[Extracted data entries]
==============================
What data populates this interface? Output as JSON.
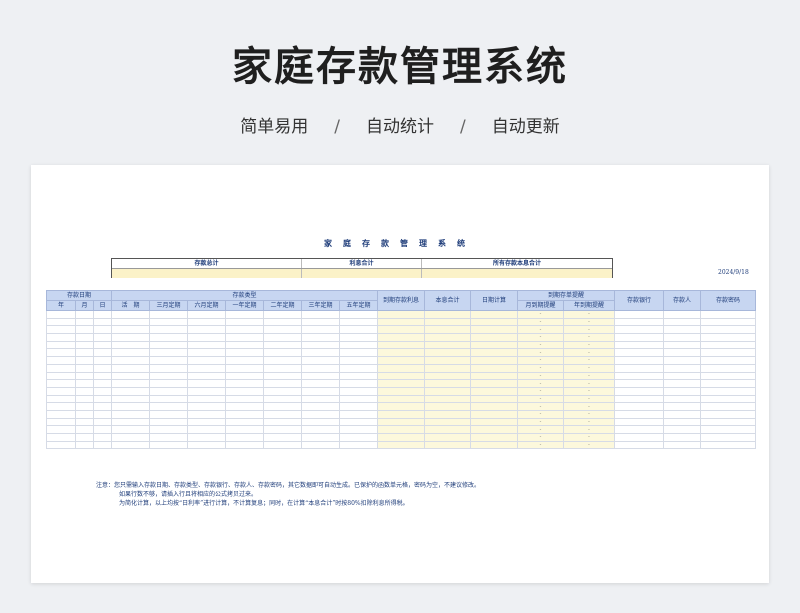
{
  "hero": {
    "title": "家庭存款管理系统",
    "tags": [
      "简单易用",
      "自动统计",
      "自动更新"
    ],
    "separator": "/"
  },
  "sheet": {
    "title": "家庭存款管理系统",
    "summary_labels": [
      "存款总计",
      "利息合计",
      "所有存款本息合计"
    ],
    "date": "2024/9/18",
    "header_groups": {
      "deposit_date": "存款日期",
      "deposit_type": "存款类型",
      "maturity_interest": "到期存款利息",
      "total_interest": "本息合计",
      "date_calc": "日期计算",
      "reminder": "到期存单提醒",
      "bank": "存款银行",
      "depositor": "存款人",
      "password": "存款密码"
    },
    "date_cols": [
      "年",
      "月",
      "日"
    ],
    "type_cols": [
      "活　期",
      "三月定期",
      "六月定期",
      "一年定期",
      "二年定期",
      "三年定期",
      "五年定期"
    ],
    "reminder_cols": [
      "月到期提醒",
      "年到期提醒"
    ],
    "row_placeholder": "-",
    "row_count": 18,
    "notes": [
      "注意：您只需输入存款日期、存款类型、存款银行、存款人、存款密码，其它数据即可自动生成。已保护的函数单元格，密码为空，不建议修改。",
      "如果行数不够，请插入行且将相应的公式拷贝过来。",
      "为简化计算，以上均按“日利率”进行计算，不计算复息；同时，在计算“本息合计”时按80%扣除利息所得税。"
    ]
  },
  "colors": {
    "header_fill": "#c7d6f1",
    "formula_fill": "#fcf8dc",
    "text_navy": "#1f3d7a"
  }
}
==============================
PROBLEM TO SOLVE | Point out every line holding the string "存款密码" and copy it.

THE RESULT |
      "password": "存款密码"
      "注意：您只需输入存款日期、存款类型、存款银行、存款人、存款密码，其它数据即可自动生成。已保护的函数单元格，密码为空，不建议修改。",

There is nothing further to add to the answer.